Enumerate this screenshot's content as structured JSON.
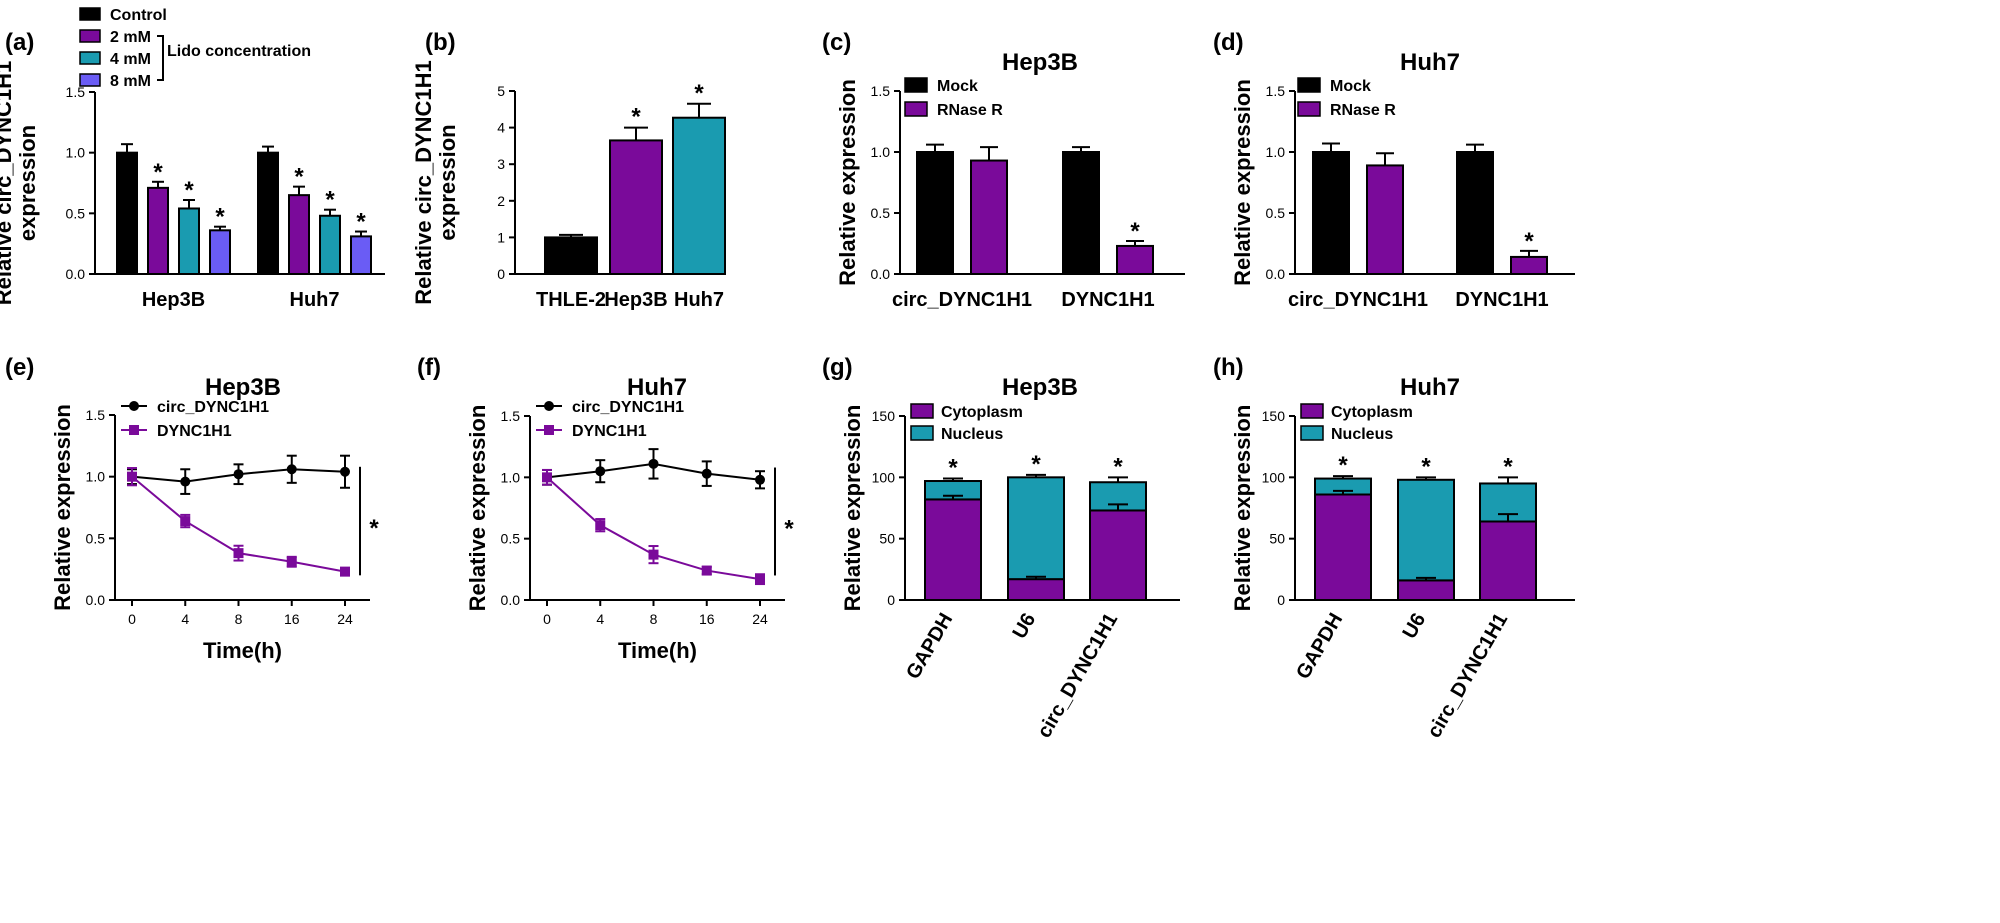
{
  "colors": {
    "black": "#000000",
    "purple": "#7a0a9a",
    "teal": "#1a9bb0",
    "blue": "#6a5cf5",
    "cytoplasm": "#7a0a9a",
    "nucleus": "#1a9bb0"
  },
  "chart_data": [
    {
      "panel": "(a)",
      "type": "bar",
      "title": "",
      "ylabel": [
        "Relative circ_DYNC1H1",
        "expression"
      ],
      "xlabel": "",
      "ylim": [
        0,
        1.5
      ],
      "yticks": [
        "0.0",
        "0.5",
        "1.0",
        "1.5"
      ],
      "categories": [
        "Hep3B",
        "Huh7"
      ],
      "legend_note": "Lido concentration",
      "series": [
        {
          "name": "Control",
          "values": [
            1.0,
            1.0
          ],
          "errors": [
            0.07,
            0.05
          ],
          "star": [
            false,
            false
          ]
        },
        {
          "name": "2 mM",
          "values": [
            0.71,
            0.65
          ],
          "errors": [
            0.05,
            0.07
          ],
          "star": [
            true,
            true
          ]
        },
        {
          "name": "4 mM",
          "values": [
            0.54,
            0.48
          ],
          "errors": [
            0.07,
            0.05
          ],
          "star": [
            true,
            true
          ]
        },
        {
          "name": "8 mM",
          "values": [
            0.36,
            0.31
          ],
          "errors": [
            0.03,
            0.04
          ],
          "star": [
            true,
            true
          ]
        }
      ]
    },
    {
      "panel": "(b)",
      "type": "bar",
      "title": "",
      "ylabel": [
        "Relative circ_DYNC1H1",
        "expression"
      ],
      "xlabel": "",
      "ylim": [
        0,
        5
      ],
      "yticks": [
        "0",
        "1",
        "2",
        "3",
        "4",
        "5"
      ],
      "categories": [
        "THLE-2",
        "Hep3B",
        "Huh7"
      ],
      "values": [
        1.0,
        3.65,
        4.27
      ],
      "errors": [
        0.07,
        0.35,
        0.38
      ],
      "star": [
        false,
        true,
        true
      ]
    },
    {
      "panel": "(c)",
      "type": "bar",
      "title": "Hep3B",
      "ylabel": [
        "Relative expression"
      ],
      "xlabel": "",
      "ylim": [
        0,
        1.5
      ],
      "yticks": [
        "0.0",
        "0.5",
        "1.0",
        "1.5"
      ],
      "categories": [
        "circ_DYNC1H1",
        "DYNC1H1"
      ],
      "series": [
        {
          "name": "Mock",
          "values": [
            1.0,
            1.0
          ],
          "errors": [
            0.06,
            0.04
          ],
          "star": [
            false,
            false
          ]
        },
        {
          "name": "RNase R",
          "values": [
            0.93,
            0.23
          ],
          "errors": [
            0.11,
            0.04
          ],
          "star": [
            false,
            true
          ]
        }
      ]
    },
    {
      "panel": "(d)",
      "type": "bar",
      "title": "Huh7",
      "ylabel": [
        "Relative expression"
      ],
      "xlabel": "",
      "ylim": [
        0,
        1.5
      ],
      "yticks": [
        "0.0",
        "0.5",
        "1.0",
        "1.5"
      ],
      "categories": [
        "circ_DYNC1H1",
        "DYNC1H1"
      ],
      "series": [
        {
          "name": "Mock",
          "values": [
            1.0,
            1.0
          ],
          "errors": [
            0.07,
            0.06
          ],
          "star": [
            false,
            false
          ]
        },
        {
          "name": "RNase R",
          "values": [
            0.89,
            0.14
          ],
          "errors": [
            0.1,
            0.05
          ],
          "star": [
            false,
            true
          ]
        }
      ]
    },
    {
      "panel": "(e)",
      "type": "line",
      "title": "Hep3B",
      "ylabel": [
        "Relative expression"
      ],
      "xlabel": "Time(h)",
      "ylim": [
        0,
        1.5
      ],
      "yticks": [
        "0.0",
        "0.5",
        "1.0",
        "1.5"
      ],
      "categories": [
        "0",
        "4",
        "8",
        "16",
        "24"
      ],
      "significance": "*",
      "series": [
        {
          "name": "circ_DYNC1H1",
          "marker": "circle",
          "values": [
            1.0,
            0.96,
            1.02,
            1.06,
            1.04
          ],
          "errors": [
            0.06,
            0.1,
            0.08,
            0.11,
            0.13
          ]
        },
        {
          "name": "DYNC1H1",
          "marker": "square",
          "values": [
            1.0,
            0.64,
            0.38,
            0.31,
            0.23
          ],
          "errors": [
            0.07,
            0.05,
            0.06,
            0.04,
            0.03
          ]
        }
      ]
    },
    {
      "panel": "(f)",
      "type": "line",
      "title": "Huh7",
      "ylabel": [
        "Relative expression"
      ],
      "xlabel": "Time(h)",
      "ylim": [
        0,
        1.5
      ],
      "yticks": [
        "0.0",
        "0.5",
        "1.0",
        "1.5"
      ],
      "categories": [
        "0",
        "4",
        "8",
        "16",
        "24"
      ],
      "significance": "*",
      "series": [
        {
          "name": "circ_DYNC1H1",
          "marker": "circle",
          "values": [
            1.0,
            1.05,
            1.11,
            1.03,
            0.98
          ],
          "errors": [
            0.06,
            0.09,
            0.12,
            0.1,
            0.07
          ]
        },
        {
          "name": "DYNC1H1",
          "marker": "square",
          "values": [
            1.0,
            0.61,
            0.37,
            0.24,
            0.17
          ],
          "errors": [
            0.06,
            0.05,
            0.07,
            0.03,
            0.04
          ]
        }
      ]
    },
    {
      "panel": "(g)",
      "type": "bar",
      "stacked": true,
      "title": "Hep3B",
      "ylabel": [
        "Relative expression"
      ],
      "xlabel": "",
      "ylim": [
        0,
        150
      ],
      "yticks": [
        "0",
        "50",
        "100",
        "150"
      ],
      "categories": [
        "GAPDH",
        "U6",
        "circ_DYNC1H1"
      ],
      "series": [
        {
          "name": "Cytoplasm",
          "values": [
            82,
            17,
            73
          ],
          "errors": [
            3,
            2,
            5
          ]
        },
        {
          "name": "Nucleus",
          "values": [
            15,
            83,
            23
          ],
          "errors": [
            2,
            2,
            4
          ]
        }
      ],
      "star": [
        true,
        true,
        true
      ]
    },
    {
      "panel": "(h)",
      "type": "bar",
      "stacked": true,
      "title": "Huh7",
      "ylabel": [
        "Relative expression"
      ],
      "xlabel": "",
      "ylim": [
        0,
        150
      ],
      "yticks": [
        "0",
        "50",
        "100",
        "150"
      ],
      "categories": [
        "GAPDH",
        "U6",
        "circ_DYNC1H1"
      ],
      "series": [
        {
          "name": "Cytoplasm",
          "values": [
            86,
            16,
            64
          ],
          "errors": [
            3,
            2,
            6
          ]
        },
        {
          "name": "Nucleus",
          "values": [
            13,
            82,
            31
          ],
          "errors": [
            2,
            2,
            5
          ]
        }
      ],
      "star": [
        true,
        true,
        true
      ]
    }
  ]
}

- [Exercise goal]: Every line should be retyped exactly, with the pictures omitted.

- [Solved problem]:
Enumerate this screenshot's content as structured JSON.
{
  "colors": {
    "black": "#000000",
    "purple": "#7a0a9a",
    "teal": "#1a9bb0",
    "blue": "#6a5cf5",
    "cytoplasm": "#7a0a9a",
    "nucleus": "#1a9bb0"
  },
  "chart_data": [
    {
      "panel": "(a)",
      "type": "bar",
      "title": "",
      "ylabel": [
        "Relative circ_DYNC1H1",
        "expression"
      ],
      "xlabel": "",
      "ylim": [
        0,
        1.5
      ],
      "yticks": [
        "0.0",
        "0.5",
        "1.0",
        "1.5"
      ],
      "categories": [
        "Hep3B",
        "Huh7"
      ],
      "legend_note": "Lido concentration",
      "series": [
        {
          "name": "Control",
          "values": [
            1.0,
            1.0
          ],
          "errors": [
            0.07,
            0.05
          ],
          "star": [
            false,
            false
          ]
        },
        {
          "name": "2 mM",
          "values": [
            0.71,
            0.65
          ],
          "errors": [
            0.05,
            0.07
          ],
          "star": [
            true,
            true
          ]
        },
        {
          "name": "4 mM",
          "values": [
            0.54,
            0.48
          ],
          "errors": [
            0.07,
            0.05
          ],
          "star": [
            true,
            true
          ]
        },
        {
          "name": "8 mM",
          "values": [
            0.36,
            0.31
          ],
          "errors": [
            0.03,
            0.04
          ],
          "star": [
            true,
            true
          ]
        }
      ]
    },
    {
      "panel": "(b)",
      "type": "bar",
      "title": "",
      "ylabel": [
        "Relative circ_DYNC1H1",
        "expression"
      ],
      "xlabel": "",
      "ylim": [
        0,
        5
      ],
      "yticks": [
        "0",
        "1",
        "2",
        "3",
        "4",
        "5"
      ],
      "categories": [
        "THLE-2",
        "Hep3B",
        "Huh7"
      ],
      "values": [
        1.0,
        3.65,
        4.27
      ],
      "errors": [
        0.07,
        0.35,
        0.38
      ],
      "star": [
        false,
        true,
        true
      ]
    },
    {
      "panel": "(c)",
      "type": "bar",
      "title": "Hep3B",
      "ylabel": [
        "Relative expression"
      ],
      "xlabel": "",
      "ylim": [
        0,
        1.5
      ],
      "yticks": [
        "0.0",
        "0.5",
        "1.0",
        "1.5"
      ],
      "categories": [
        "circ_DYNC1H1",
        "DYNC1H1"
      ],
      "series": [
        {
          "name": "Mock",
          "values": [
            1.0,
            1.0
          ],
          "errors": [
            0.06,
            0.04
          ],
          "star": [
            false,
            false
          ]
        },
        {
          "name": "RNase R",
          "values": [
            0.93,
            0.23
          ],
          "errors": [
            0.11,
            0.04
          ],
          "star": [
            false,
            true
          ]
        }
      ]
    },
    {
      "panel": "(d)",
      "type": "bar",
      "title": "Huh7",
      "ylabel": [
        "Relative expression"
      ],
      "xlabel": "",
      "ylim": [
        0,
        1.5
      ],
      "yticks": [
        "0.0",
        "0.5",
        "1.0",
        "1.5"
      ],
      "categories": [
        "circ_DYNC1H1",
        "DYNC1H1"
      ],
      "series": [
        {
          "name": "Mock",
          "values": [
            1.0,
            1.0
          ],
          "errors": [
            0.07,
            0.06
          ],
          "star": [
            false,
            false
          ]
        },
        {
          "name": "RNase R",
          "values": [
            0.89,
            0.14
          ],
          "errors": [
            0.1,
            0.05
          ],
          "star": [
            false,
            true
          ]
        }
      ]
    },
    {
      "panel": "(e)",
      "type": "line",
      "title": "Hep3B",
      "ylabel": [
        "Relative expression"
      ],
      "xlabel": "Time(h)",
      "ylim": [
        0,
        1.5
      ],
      "yticks": [
        "0.0",
        "0.5",
        "1.0",
        "1.5"
      ],
      "categories": [
        "0",
        "4",
        "8",
        "16",
        "24"
      ],
      "significance": "*",
      "series": [
        {
          "name": "circ_DYNC1H1",
          "marker": "circle",
          "values": [
            1.0,
            0.96,
            1.02,
            1.06,
            1.04
          ],
          "errors": [
            0.06,
            0.1,
            0.08,
            0.11,
            0.13
          ]
        },
        {
          "name": "DYNC1H1",
          "marker": "square",
          "values": [
            1.0,
            0.64,
            0.38,
            0.31,
            0.23
          ],
          "errors": [
            0.07,
            0.05,
            0.06,
            0.04,
            0.03
          ]
        }
      ]
    },
    {
      "panel": "(f)",
      "type": "line",
      "title": "Huh7",
      "ylabel": [
        "Relative expression"
      ],
      "xlabel": "Time(h)",
      "ylim": [
        0,
        1.5
      ],
      "yticks": [
        "0.0",
        "0.5",
        "1.0",
        "1.5"
      ],
      "categories": [
        "0",
        "4",
        "8",
        "16",
        "24"
      ],
      "significance": "*",
      "series": [
        {
          "name": "circ_DYNC1H1",
          "marker": "circle",
          "values": [
            1.0,
            1.05,
            1.11,
            1.03,
            0.98
          ],
          "errors": [
            0.06,
            0.09,
            0.12,
            0.1,
            0.07
          ]
        },
        {
          "name": "DYNC1H1",
          "marker": "square",
          "values": [
            1.0,
            0.61,
            0.37,
            0.24,
            0.17
          ],
          "errors": [
            0.06,
            0.05,
            0.07,
            0.03,
            0.04
          ]
        }
      ]
    },
    {
      "panel": "(g)",
      "type": "bar",
      "stacked": true,
      "title": "Hep3B",
      "ylabel": [
        "Relative expression"
      ],
      "xlabel": "",
      "ylim": [
        0,
        150
      ],
      "yticks": [
        "0",
        "50",
        "100",
        "150"
      ],
      "categories": [
        "GAPDH",
        "U6",
        "circ_DYNC1H1"
      ],
      "series": [
        {
          "name": "Cytoplasm",
          "values": [
            82,
            17,
            73
          ],
          "errors": [
            3,
            2,
            5
          ]
        },
        {
          "name": "Nucleus",
          "values": [
            15,
            83,
            23
          ],
          "errors": [
            2,
            2,
            4
          ]
        }
      ],
      "star": [
        true,
        true,
        true
      ]
    },
    {
      "panel": "(h)",
      "type": "bar",
      "stacked": true,
      "title": "Huh7",
      "ylabel": [
        "Relative expression"
      ],
      "xlabel": "",
      "ylim": [
        0,
        150
      ],
      "yticks": [
        "0",
        "50",
        "100",
        "150"
      ],
      "categories": [
        "GAPDH",
        "U6",
        "circ_DYNC1H1"
      ],
      "series": [
        {
          "name": "Cytoplasm",
          "values": [
            86,
            16,
            64
          ],
          "errors": [
            3,
            2,
            6
          ]
        },
        {
          "name": "Nucleus",
          "values": [
            13,
            82,
            31
          ],
          "errors": [
            2,
            2,
            5
          ]
        }
      ],
      "star": [
        true,
        true,
        true
      ]
    }
  ]
}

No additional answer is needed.